- [EXERCISE PROMPT]
Each entry in the listing below should be restated word for word.

----- RECORDS -----

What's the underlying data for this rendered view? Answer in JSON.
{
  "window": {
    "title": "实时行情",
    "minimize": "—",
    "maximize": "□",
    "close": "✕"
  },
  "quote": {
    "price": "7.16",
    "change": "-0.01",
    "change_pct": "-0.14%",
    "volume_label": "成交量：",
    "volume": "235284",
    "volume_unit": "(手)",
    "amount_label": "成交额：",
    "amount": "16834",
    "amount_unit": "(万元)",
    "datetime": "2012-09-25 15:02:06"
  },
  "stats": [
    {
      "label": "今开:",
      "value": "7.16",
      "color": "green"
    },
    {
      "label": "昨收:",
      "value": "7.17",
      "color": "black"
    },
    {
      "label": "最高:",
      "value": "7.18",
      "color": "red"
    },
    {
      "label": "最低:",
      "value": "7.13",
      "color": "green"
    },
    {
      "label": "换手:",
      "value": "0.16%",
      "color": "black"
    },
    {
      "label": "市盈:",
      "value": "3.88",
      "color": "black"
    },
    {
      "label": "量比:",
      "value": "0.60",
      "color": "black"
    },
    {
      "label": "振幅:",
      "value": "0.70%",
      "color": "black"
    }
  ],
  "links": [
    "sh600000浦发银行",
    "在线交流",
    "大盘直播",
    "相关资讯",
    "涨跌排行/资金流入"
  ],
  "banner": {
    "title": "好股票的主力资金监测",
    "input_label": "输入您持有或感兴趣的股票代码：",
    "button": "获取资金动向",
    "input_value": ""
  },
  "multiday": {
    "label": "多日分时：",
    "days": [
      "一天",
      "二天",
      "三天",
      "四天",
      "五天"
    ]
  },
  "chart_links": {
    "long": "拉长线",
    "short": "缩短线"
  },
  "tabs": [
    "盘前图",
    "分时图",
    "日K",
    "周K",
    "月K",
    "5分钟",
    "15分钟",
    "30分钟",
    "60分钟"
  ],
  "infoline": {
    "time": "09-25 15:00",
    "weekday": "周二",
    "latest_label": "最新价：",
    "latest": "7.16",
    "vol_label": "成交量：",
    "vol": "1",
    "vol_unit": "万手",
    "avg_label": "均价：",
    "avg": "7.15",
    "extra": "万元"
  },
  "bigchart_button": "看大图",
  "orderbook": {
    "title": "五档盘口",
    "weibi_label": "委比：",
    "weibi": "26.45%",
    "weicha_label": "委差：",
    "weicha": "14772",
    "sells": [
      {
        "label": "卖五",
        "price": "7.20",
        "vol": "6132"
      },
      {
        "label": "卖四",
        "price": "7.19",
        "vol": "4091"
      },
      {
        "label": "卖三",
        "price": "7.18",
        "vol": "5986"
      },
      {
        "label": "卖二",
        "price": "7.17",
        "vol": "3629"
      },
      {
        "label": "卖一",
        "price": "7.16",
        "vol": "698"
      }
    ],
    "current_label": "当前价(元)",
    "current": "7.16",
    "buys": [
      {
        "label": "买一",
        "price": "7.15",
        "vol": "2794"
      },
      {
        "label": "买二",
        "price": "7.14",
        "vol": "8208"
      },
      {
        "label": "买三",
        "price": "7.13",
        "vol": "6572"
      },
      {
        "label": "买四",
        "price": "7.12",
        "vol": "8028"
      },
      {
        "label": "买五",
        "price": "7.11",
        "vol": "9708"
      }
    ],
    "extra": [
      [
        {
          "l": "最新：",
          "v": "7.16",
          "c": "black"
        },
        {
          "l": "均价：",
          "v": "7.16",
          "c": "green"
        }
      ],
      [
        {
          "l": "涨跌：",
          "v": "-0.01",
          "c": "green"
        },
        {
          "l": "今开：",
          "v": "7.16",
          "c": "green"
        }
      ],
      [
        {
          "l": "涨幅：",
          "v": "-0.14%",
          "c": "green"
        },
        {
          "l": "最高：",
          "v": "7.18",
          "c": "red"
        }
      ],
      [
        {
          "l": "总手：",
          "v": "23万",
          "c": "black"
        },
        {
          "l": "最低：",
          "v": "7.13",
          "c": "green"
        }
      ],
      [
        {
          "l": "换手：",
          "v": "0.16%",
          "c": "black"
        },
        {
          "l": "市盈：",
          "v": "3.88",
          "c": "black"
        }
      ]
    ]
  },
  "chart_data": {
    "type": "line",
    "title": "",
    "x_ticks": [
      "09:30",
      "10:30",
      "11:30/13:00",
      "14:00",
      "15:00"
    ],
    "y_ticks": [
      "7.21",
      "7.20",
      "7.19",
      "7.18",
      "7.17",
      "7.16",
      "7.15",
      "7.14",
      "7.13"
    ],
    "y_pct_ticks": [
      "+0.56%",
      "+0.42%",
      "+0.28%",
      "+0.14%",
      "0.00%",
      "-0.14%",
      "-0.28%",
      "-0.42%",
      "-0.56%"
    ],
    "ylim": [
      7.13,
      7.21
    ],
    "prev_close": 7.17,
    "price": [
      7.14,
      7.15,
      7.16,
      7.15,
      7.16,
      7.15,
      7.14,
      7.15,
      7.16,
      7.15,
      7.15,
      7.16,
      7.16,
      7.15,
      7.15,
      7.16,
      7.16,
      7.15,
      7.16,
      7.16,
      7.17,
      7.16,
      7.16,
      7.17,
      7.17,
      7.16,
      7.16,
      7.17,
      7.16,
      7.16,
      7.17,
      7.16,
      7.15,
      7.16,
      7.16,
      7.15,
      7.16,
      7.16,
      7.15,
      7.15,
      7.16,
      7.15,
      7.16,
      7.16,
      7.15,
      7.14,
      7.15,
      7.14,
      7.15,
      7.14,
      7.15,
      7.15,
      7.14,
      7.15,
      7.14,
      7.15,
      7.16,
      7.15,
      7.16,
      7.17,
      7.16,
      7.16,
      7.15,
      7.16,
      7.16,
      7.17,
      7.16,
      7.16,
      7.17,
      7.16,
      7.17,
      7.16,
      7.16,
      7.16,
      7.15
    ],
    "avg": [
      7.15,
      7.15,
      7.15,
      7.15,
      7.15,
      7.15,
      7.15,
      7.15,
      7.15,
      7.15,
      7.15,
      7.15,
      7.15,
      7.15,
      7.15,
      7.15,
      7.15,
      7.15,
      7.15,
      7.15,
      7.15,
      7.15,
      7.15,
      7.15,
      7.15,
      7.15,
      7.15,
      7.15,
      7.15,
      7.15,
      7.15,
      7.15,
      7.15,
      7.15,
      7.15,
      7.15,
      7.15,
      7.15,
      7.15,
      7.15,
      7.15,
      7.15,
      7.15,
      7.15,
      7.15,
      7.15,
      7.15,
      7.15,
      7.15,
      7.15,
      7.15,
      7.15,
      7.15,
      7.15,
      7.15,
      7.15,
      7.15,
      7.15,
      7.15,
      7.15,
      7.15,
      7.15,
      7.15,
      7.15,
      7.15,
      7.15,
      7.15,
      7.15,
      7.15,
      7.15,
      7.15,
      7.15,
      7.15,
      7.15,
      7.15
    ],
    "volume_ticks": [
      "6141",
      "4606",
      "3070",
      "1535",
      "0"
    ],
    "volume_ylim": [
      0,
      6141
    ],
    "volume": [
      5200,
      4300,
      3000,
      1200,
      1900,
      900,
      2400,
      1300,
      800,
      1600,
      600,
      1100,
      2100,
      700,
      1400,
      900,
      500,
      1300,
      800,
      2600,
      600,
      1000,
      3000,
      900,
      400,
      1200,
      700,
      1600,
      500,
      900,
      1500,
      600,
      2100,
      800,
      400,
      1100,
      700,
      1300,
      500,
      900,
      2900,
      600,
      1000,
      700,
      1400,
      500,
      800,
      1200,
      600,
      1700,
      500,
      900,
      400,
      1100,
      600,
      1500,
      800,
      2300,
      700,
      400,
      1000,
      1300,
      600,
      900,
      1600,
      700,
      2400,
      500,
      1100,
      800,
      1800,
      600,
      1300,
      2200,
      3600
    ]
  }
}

-----

- [REPLY]
What's the underlying data for this rendered view? Answer in JSON.
{
  "window": {
    "title": "实时行情",
    "minimize": "—",
    "maximize": "□",
    "close": "✕"
  },
  "quote": {
    "price": "7.16",
    "change": "-0.01",
    "change_pct": "-0.14%",
    "volume_label": "成交量：",
    "volume": "235284",
    "volume_unit": "(手)",
    "amount_label": "成交额：",
    "amount": "16834",
    "amount_unit": "(万元)",
    "datetime": "2012-09-25 15:02:06"
  },
  "stats": [
    {
      "label": "今开:",
      "value": "7.16",
      "color": "green"
    },
    {
      "label": "昨收:",
      "value": "7.17",
      "color": "black"
    },
    {
      "label": "最高:",
      "value": "7.18",
      "color": "red"
    },
    {
      "label": "最低:",
      "value": "7.13",
      "color": "green"
    },
    {
      "label": "换手:",
      "value": "0.16%",
      "color": "black"
    },
    {
      "label": "市盈:",
      "value": "3.88",
      "color": "black"
    },
    {
      "label": "量比:",
      "value": "0.60",
      "color": "black"
    },
    {
      "label": "振幅:",
      "value": "0.70%",
      "color": "black"
    }
  ],
  "links": [
    "sh600000浦发银行",
    "在线交流",
    "大盘直播",
    "相关资讯",
    "涨跌排行/资金流入"
  ],
  "banner": {
    "title": "好股票的主力资金监测",
    "input_label": "输入您持有或感兴趣的股票代码：",
    "button": "获取资金动向",
    "input_value": ""
  },
  "multiday": {
    "label": "多日分时：",
    "days": [
      "一天",
      "二天",
      "三天",
      "四天",
      "五天"
    ]
  },
  "chart_links": {
    "long": "拉长线",
    "short": "缩短线"
  },
  "tabs": [
    "盘前图",
    "分时图",
    "日K",
    "周K",
    "月K",
    "5分钟",
    "15分钟",
    "30分钟",
    "60分钟"
  ],
  "infoline": {
    "time": "09-25 15:00",
    "weekday": "周二",
    "latest_label": "最新价：",
    "latest": "7.16",
    "vol_label": "成交量：",
    "vol": "1",
    "vol_unit": "万手",
    "avg_label": "均价：",
    "avg": "7.15",
    "extra": "万元"
  },
  "bigchart_button": "看大图",
  "orderbook": {
    "title": "五档盘口",
    "weibi_label": "委比：",
    "weibi": "26.45%",
    "weicha_label": "委差：",
    "weicha": "14772",
    "sells": [
      {
        "label": "卖五",
        "price": "7.20",
        "vol": "6132"
      },
      {
        "label": "卖四",
        "price": "7.19",
        "vol": "4091"
      },
      {
        "label": "卖三",
        "price": "7.18",
        "vol": "5986"
      },
      {
        "label": "卖二",
        "price": "7.17",
        "vol": "3629"
      },
      {
        "label": "卖一",
        "price": "7.16",
        "vol": "698"
      }
    ],
    "current_label": "当前价(元)",
    "current": "7.16",
    "buys": [
      {
        "label": "买一",
        "price": "7.15",
        "vol": "2794"
      },
      {
        "label": "买二",
        "price": "7.14",
        "vol": "8208"
      },
      {
        "label": "买三",
        "price": "7.13",
        "vol": "6572"
      },
      {
        "label": "买四",
        "price": "7.12",
        "vol": "8028"
      },
      {
        "label": "买五",
        "price": "7.11",
        "vol": "9708"
      }
    ],
    "extra": [
      [
        {
          "l": "最新：",
          "v": "7.16",
          "c": "black"
        },
        {
          "l": "均价：",
          "v": "7.16",
          "c": "green"
        }
      ],
      [
        {
          "l": "涨跌：",
          "v": "-0.01",
          "c": "green"
        },
        {
          "l": "今开：",
          "v": "7.16",
          "c": "green"
        }
      ],
      [
        {
          "l": "涨幅：",
          "v": "-0.14%",
          "c": "green"
        },
        {
          "l": "最高：",
          "v": "7.18",
          "c": "red"
        }
      ],
      [
        {
          "l": "总手：",
          "v": "23万",
          "c": "black"
        },
        {
          "l": "最低：",
          "v": "7.13",
          "c": "green"
        }
      ],
      [
        {
          "l": "换手：",
          "v": "0.16%",
          "c": "black"
        },
        {
          "l": "市盈：",
          "v": "3.88",
          "c": "black"
        }
      ]
    ]
  },
  "chart_data": {
    "type": "line",
    "title": "",
    "x_ticks": [
      "09:30",
      "10:30",
      "11:30/13:00",
      "14:00",
      "15:00"
    ],
    "y_ticks": [
      "7.21",
      "7.20",
      "7.19",
      "7.18",
      "7.17",
      "7.16",
      "7.15",
      "7.14",
      "7.13"
    ],
    "y_pct_ticks": [
      "+0.56%",
      "+0.42%",
      "+0.28%",
      "+0.14%",
      "0.00%",
      "-0.14%",
      "-0.28%",
      "-0.42%",
      "-0.56%"
    ],
    "ylim": [
      7.13,
      7.21
    ],
    "prev_close": 7.17,
    "price": [
      7.14,
      7.15,
      7.16,
      7.15,
      7.16,
      7.15,
      7.14,
      7.15,
      7.16,
      7.15,
      7.15,
      7.16,
      7.16,
      7.15,
      7.15,
      7.16,
      7.16,
      7.15,
      7.16,
      7.16,
      7.17,
      7.16,
      7.16,
      7.17,
      7.17,
      7.16,
      7.16,
      7.17,
      7.16,
      7.16,
      7.17,
      7.16,
      7.15,
      7.16,
      7.16,
      7.15,
      7.16,
      7.16,
      7.15,
      7.15,
      7.16,
      7.15,
      7.16,
      7.16,
      7.15,
      7.14,
      7.15,
      7.14,
      7.15,
      7.14,
      7.15,
      7.15,
      7.14,
      7.15,
      7.14,
      7.15,
      7.16,
      7.15,
      7.16,
      7.17,
      7.16,
      7.16,
      7.15,
      7.16,
      7.16,
      7.17,
      7.16,
      7.16,
      7.17,
      7.16,
      7.17,
      7.16,
      7.16,
      7.16,
      7.15
    ],
    "avg": [
      7.15,
      7.15,
      7.15,
      7.15,
      7.15,
      7.15,
      7.15,
      7.15,
      7.15,
      7.15,
      7.15,
      7.15,
      7.15,
      7.15,
      7.15,
      7.15,
      7.15,
      7.15,
      7.15,
      7.15,
      7.15,
      7.15,
      7.15,
      7.15,
      7.15,
      7.15,
      7.15,
      7.15,
      7.15,
      7.15,
      7.15,
      7.15,
      7.15,
      7.15,
      7.15,
      7.15,
      7.15,
      7.15,
      7.15,
      7.15,
      7.15,
      7.15,
      7.15,
      7.15,
      7.15,
      7.15,
      7.15,
      7.15,
      7.15,
      7.15,
      7.15,
      7.15,
      7.15,
      7.15,
      7.15,
      7.15,
      7.15,
      7.15,
      7.15,
      7.15,
      7.15,
      7.15,
      7.15,
      7.15,
      7.15,
      7.15,
      7.15,
      7.15,
      7.15,
      7.15,
      7.15,
      7.15,
      7.15,
      7.15,
      7.15
    ],
    "volume_ticks": [
      "6141",
      "4606",
      "3070",
      "1535",
      "0"
    ],
    "volume_ylim": [
      0,
      6141
    ],
    "volume": [
      5200,
      4300,
      3000,
      1200,
      1900,
      900,
      2400,
      1300,
      800,
      1600,
      600,
      1100,
      2100,
      700,
      1400,
      900,
      500,
      1300,
      800,
      2600,
      600,
      1000,
      3000,
      900,
      400,
      1200,
      700,
      1600,
      500,
      900,
      1500,
      600,
      2100,
      800,
      400,
      1100,
      700,
      1300,
      500,
      900,
      2900,
      600,
      1000,
      700,
      1400,
      500,
      800,
      1200,
      600,
      1700,
      500,
      900,
      400,
      1100,
      600,
      1500,
      800,
      2300,
      700,
      400,
      1000,
      1300,
      600,
      900,
      1600,
      700,
      2400,
      500,
      1100,
      800,
      1800,
      600,
      1300,
      2200,
      3600
    ]
  }
}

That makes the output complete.